= Problem to work on =
Exclude images, then output the remaining data verbatim.

START

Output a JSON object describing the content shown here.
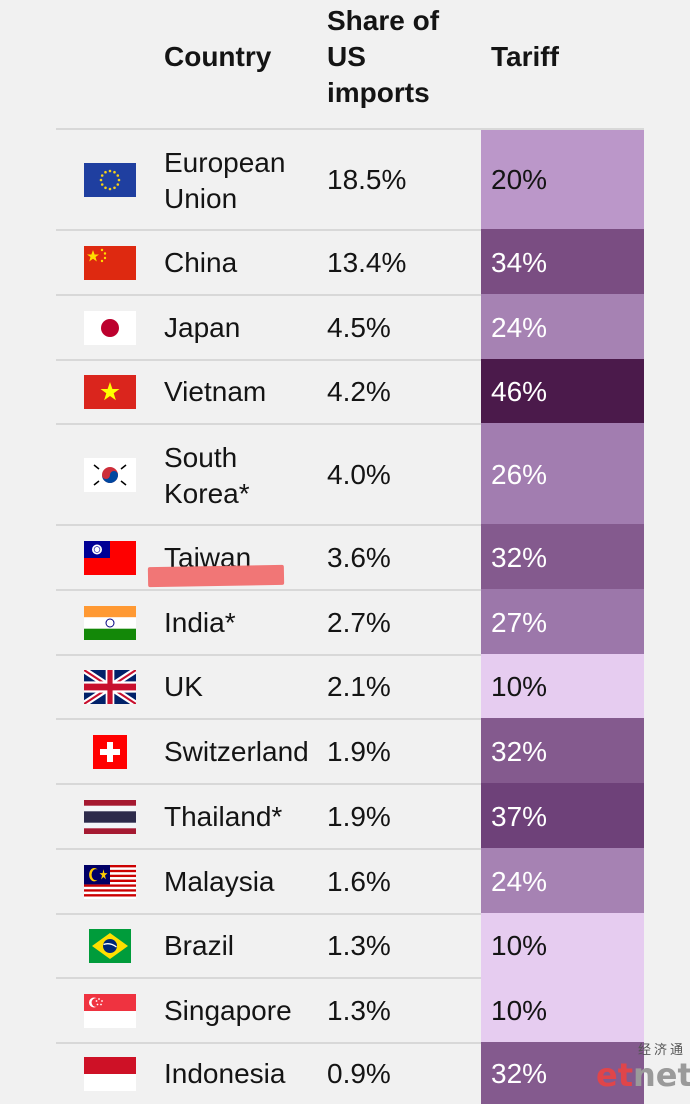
{
  "header": {
    "country": "Country",
    "share": "Share of\nUS\nimports",
    "tariff": "Tariff"
  },
  "rows": [
    {
      "country": "European\nUnion",
      "share": "18.5%",
      "tariff": "20%",
      "color": "#bb97c9",
      "flag": "eu-flag-icon"
    },
    {
      "country": "China",
      "share": "13.4%",
      "tariff": "34%",
      "color": "#7a4d82",
      "flag": "china-flag-icon"
    },
    {
      "country": "Japan",
      "share": "4.5%",
      "tariff": "24%",
      "color": "#a682b3",
      "flag": "japan-flag-icon"
    },
    {
      "country": "Vietnam",
      "share": "4.2%",
      "tariff": "46%",
      "color": "#4b1a4b",
      "flag": "vietnam-flag-icon"
    },
    {
      "country": "South\nKorea*",
      "share": "4.0%",
      "tariff": "26%",
      "color": "#a27db0",
      "flag": "south-korea-flag-icon"
    },
    {
      "country": "Taiwan",
      "share": "3.6%",
      "tariff": "32%",
      "color": "#845a8e",
      "flag": "taiwan-flag-icon"
    },
    {
      "country": "India*",
      "share": "2.7%",
      "tariff": "27%",
      "color": "#9c77aa",
      "flag": "india-flag-icon"
    },
    {
      "country": "UK",
      "share": "2.1%",
      "tariff": "10%",
      "color": "#e6ccf0",
      "flag": "uk-flag-icon"
    },
    {
      "country": "Switzerland",
      "share": "1.9%",
      "tariff": "32%",
      "color": "#845a8e",
      "flag": "switzerland-flag-icon"
    },
    {
      "country": "Thailand*",
      "share": "1.9%",
      "tariff": "37%",
      "color": "#6e4179",
      "flag": "thailand-flag-icon"
    },
    {
      "country": "Malaysia",
      "share": "1.6%",
      "tariff": "24%",
      "color": "#a682b3",
      "flag": "malaysia-flag-icon"
    },
    {
      "country": "Brazil",
      "share": "1.3%",
      "tariff": "10%",
      "color": "#e6ccf0",
      "flag": "brazil-flag-icon"
    },
    {
      "country": "Singapore",
      "share": "1.3%",
      "tariff": "10%",
      "color": "#e6ccf0",
      "flag": "singapore-flag-icon"
    },
    {
      "country": "Indonesia",
      "share": "0.9%",
      "tariff": "32%",
      "color": "#845a8e",
      "flag": "indonesia-flag-icon"
    }
  ],
  "watermark": {
    "cn": "经济通",
    "en_main": "et",
    "en_rest": "net"
  }
}
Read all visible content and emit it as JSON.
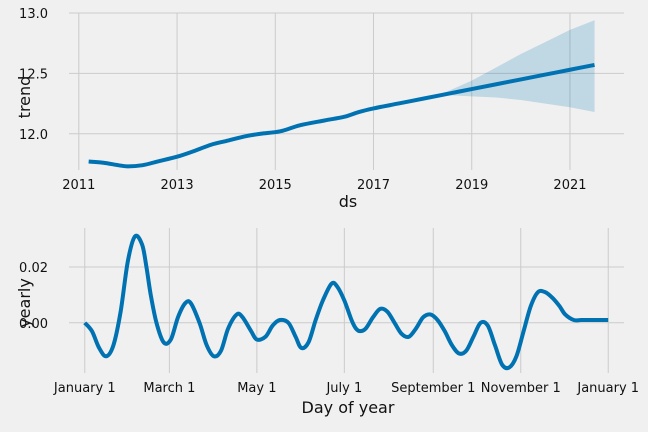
{
  "chart_data": [
    {
      "type": "line",
      "xlabel": "ds",
      "ylabel": "trend",
      "xlim": [
        2010.8,
        2022.1
      ],
      "ylim": [
        11.7,
        13.0
      ],
      "x_ticks": [
        2011,
        2013,
        2015,
        2017,
        2019,
        2021
      ],
      "x_tick_labels": [
        "2011",
        "2013",
        "2015",
        "2017",
        "2019",
        "2021"
      ],
      "y_ticks": [
        12.0,
        12.5,
        13.0
      ],
      "y_tick_labels": [
        "12.0",
        "12.5",
        "13.0"
      ],
      "grid": true,
      "series": [
        {
          "x": [
            2011.2,
            2011.5,
            2011.8,
            2012.0,
            2012.3,
            2012.6,
            2013.0,
            2013.3,
            2013.7,
            2014.0,
            2014.4,
            2014.7,
            2015.1,
            2015.5,
            2016.0,
            2016.4,
            2016.7,
            2017.0,
            2017.5,
            2018.0,
            2018.5,
            2019.0,
            2019.5,
            2020.0,
            2020.5,
            2021.0,
            2021.5
          ],
          "values": [
            11.77,
            11.76,
            11.74,
            11.73,
            11.74,
            11.77,
            11.81,
            11.85,
            11.91,
            11.94,
            11.98,
            12.0,
            12.02,
            12.07,
            12.11,
            12.14,
            12.18,
            12.21,
            12.25,
            12.29,
            12.33,
            12.37,
            12.41,
            12.45,
            12.49,
            12.53,
            12.57
          ]
        }
      ],
      "uncertainty_band": {
        "x": [
          2018.0,
          2018.5,
          2019.0,
          2019.5,
          2020.0,
          2020.5,
          2021.0,
          2021.5
        ],
        "lower": [
          12.29,
          12.32,
          12.31,
          12.3,
          12.28,
          12.25,
          12.22,
          12.18
        ],
        "upper": [
          12.29,
          12.35,
          12.44,
          12.55,
          12.66,
          12.76,
          12.86,
          12.94
        ]
      },
      "colors": {
        "line": "#0072B2",
        "band": "#0072B2"
      }
    },
    {
      "type": "line",
      "xlabel": "Day of year",
      "ylabel": "yearly",
      "xlim": [
        -11,
        376
      ],
      "ylim": [
        -0.018,
        0.034
      ],
      "x_ticks": [
        0,
        59,
        120,
        181,
        243,
        304,
        365
      ],
      "x_tick_labels": [
        "January 1",
        "March 1",
        "May 1",
        "July 1",
        "September 1",
        "November 1",
        "January 1"
      ],
      "y_ticks": [
        0.0,
        0.02
      ],
      "y_tick_labels": [
        "0.00",
        "0.02"
      ],
      "grid": true,
      "series": [
        {
          "x": [
            0,
            5,
            10,
            15,
            20,
            25,
            30,
            35,
            40,
            43,
            46,
            50,
            55,
            60,
            65,
            70,
            74,
            80,
            85,
            90,
            95,
            100,
            106,
            110,
            116,
            120,
            126,
            131,
            136,
            142,
            147,
            151,
            156,
            161,
            166,
            172,
            176,
            181,
            186,
            189,
            192,
            196,
            201,
            206,
            211,
            216,
            221,
            226,
            231,
            236,
            241,
            246,
            251,
            256,
            261,
            266,
            271,
            276,
            281,
            286,
            291,
            296,
            301,
            306,
            311,
            316,
            321,
            326,
            331,
            335,
            341,
            346,
            351,
            356,
            361,
            365
          ],
          "values": [
            0.0,
            -0.003,
            -0.009,
            -0.012,
            -0.008,
            0.004,
            0.022,
            0.031,
            0.028,
            0.02,
            0.01,
            0.0,
            -0.007,
            -0.006,
            0.002,
            0.007,
            0.007,
            0.0,
            -0.008,
            -0.012,
            -0.01,
            -0.002,
            0.003,
            0.002,
            -0.003,
            -0.006,
            -0.005,
            -0.001,
            0.001,
            0.0,
            -0.005,
            -0.009,
            -0.007,
            0.001,
            0.008,
            0.014,
            0.013,
            0.008,
            0.001,
            -0.002,
            -0.003,
            -0.002,
            0.002,
            0.005,
            0.004,
            0.0,
            -0.004,
            -0.005,
            -0.002,
            0.002,
            0.003,
            0.001,
            -0.003,
            -0.008,
            -0.011,
            -0.01,
            -0.005,
            0.0,
            -0.001,
            -0.008,
            -0.015,
            -0.016,
            -0.012,
            -0.003,
            0.006,
            0.011,
            0.011,
            0.009,
            0.006,
            0.003,
            0.001,
            0.001,
            0.001,
            0.001,
            0.001,
            0.001
          ]
        }
      ],
      "colors": {
        "line": "#0072B2"
      }
    }
  ]
}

END

= Response to this task =
Output a JSON object describing the content shown here.
{
  "header": {
    "country": "Country",
    "share": "Share of\nUS\nimports",
    "tariff": "Tariff"
  },
  "rows": [
    {
      "country": "European\nUnion",
      "share": "18.5%",
      "tariff": "20%",
      "color": "#bb97c9",
      "flag": "eu-flag-icon"
    },
    {
      "country": "China",
      "share": "13.4%",
      "tariff": "34%",
      "color": "#7a4d82",
      "flag": "china-flag-icon"
    },
    {
      "country": "Japan",
      "share": "4.5%",
      "tariff": "24%",
      "color": "#a682b3",
      "flag": "japan-flag-icon"
    },
    {
      "country": "Vietnam",
      "share": "4.2%",
      "tariff": "46%",
      "color": "#4b1a4b",
      "flag": "vietnam-flag-icon"
    },
    {
      "country": "South\nKorea*",
      "share": "4.0%",
      "tariff": "26%",
      "color": "#a27db0",
      "flag": "south-korea-flag-icon"
    },
    {
      "country": "Taiwan",
      "share": "3.6%",
      "tariff": "32%",
      "color": "#845a8e",
      "flag": "taiwan-flag-icon"
    },
    {
      "country": "India*",
      "share": "2.7%",
      "tariff": "27%",
      "color": "#9c77aa",
      "flag": "india-flag-icon"
    },
    {
      "country": "UK",
      "share": "2.1%",
      "tariff": "10%",
      "color": "#e6ccf0",
      "flag": "uk-flag-icon"
    },
    {
      "country": "Switzerland",
      "share": "1.9%",
      "tariff": "32%",
      "color": "#845a8e",
      "flag": "switzerland-flag-icon"
    },
    {
      "country": "Thailand*",
      "share": "1.9%",
      "tariff": "37%",
      "color": "#6e4179",
      "flag": "thailand-flag-icon"
    },
    {
      "country": "Malaysia",
      "share": "1.6%",
      "tariff": "24%",
      "color": "#a682b3",
      "flag": "malaysia-flag-icon"
    },
    {
      "country": "Brazil",
      "share": "1.3%",
      "tariff": "10%",
      "color": "#e6ccf0",
      "flag": "brazil-flag-icon"
    },
    {
      "country": "Singapore",
      "share": "1.3%",
      "tariff": "10%",
      "color": "#e6ccf0",
      "flag": "singapore-flag-icon"
    },
    {
      "country": "Indonesia",
      "share": "0.9%",
      "tariff": "32%",
      "color": "#845a8e",
      "flag": "indonesia-flag-icon"
    }
  ],
  "watermark": {
    "cn": "经济通",
    "en_main": "et",
    "en_rest": "net"
  }
}
Read all visible content and emit it as JSON.
{
  "chart_data": [
    {
      "type": "line",
      "xlabel": "ds",
      "ylabel": "trend",
      "xlim": [
        2010.8,
        2022.1
      ],
      "ylim": [
        11.7,
        13.0
      ],
      "x_ticks": [
        2011,
        2013,
        2015,
        2017,
        2019,
        2021
      ],
      "x_tick_labels": [
        "2011",
        "2013",
        "2015",
        "2017",
        "2019",
        "2021"
      ],
      "y_ticks": [
        12.0,
        12.5,
        13.0
      ],
      "y_tick_labels": [
        "12.0",
        "12.5",
        "13.0"
      ],
      "grid": true,
      "series": [
        {
          "x": [
            2011.2,
            2011.5,
            2011.8,
            2012.0,
            2012.3,
            2012.6,
            2013.0,
            2013.3,
            2013.7,
            2014.0,
            2014.4,
            2014.7,
            2015.1,
            2015.5,
            2016.0,
            2016.4,
            2016.7,
            2017.0,
            2017.5,
            2018.0,
            2018.5,
            2019.0,
            2019.5,
            2020.0,
            2020.5,
            2021.0,
            2021.5
          ],
          "values": [
            11.77,
            11.76,
            11.74,
            11.73,
            11.74,
            11.77,
            11.81,
            11.85,
            11.91,
            11.94,
            11.98,
            12.0,
            12.02,
            12.07,
            12.11,
            12.14,
            12.18,
            12.21,
            12.25,
            12.29,
            12.33,
            12.37,
            12.41,
            12.45,
            12.49,
            12.53,
            12.57
          ]
        }
      ],
      "uncertainty_band": {
        "x": [
          2018.0,
          2018.5,
          2019.0,
          2019.5,
          2020.0,
          2020.5,
          2021.0,
          2021.5
        ],
        "lower": [
          12.29,
          12.32,
          12.31,
          12.3,
          12.28,
          12.25,
          12.22,
          12.18
        ],
        "upper": [
          12.29,
          12.35,
          12.44,
          12.55,
          12.66,
          12.76,
          12.86,
          12.94
        ]
      },
      "colors": {
        "line": "#0072B2",
        "band": "#0072B2"
      }
    },
    {
      "type": "line",
      "xlabel": "Day of year",
      "ylabel": "yearly",
      "xlim": [
        -11,
        376
      ],
      "ylim": [
        -0.018,
        0.034
      ],
      "x_ticks": [
        0,
        59,
        120,
        181,
        243,
        304,
        365
      ],
      "x_tick_labels": [
        "January 1",
        "March 1",
        "May 1",
        "July 1",
        "September 1",
        "November 1",
        "January 1"
      ],
      "y_ticks": [
        0.0,
        0.02
      ],
      "y_tick_labels": [
        "0.00",
        "0.02"
      ],
      "grid": true,
      "series": [
        {
          "x": [
            0,
            5,
            10,
            15,
            20,
            25,
            30,
            35,
            40,
            43,
            46,
            50,
            55,
            60,
            65,
            70,
            74,
            80,
            85,
            90,
            95,
            100,
            106,
            110,
            116,
            120,
            126,
            131,
            136,
            142,
            147,
            151,
            156,
            161,
            166,
            172,
            176,
            181,
            186,
            189,
            192,
            196,
            201,
            206,
            211,
            216,
            221,
            226,
            231,
            236,
            241,
            246,
            251,
            256,
            261,
            266,
            271,
            276,
            281,
            286,
            291,
            296,
            301,
            306,
            311,
            316,
            321,
            326,
            331,
            335,
            341,
            346,
            351,
            356,
            361,
            365
          ],
          "values": [
            0.0,
            -0.003,
            -0.009,
            -0.012,
            -0.008,
            0.004,
            0.022,
            0.031,
            0.028,
            0.02,
            0.01,
            0.0,
            -0.007,
            -0.006,
            0.002,
            0.007,
            0.007,
            0.0,
            -0.008,
            -0.012,
            -0.01,
            -0.002,
            0.003,
            0.002,
            -0.003,
            -0.006,
            -0.005,
            -0.001,
            0.001,
            0.0,
            -0.005,
            -0.009,
            -0.007,
            0.001,
            0.008,
            0.014,
            0.013,
            0.008,
            0.001,
            -0.002,
            -0.003,
            -0.002,
            0.002,
            0.005,
            0.004,
            0.0,
            -0.004,
            -0.005,
            -0.002,
            0.002,
            0.003,
            0.001,
            -0.003,
            -0.008,
            -0.011,
            -0.01,
            -0.005,
            0.0,
            -0.001,
            -0.008,
            -0.015,
            -0.016,
            -0.012,
            -0.003,
            0.006,
            0.011,
            0.011,
            0.009,
            0.006,
            0.003,
            0.001,
            0.001,
            0.001,
            0.001,
            0.001,
            0.001
          ]
        }
      ],
      "colors": {
        "line": "#0072B2"
      }
    }
  ]
}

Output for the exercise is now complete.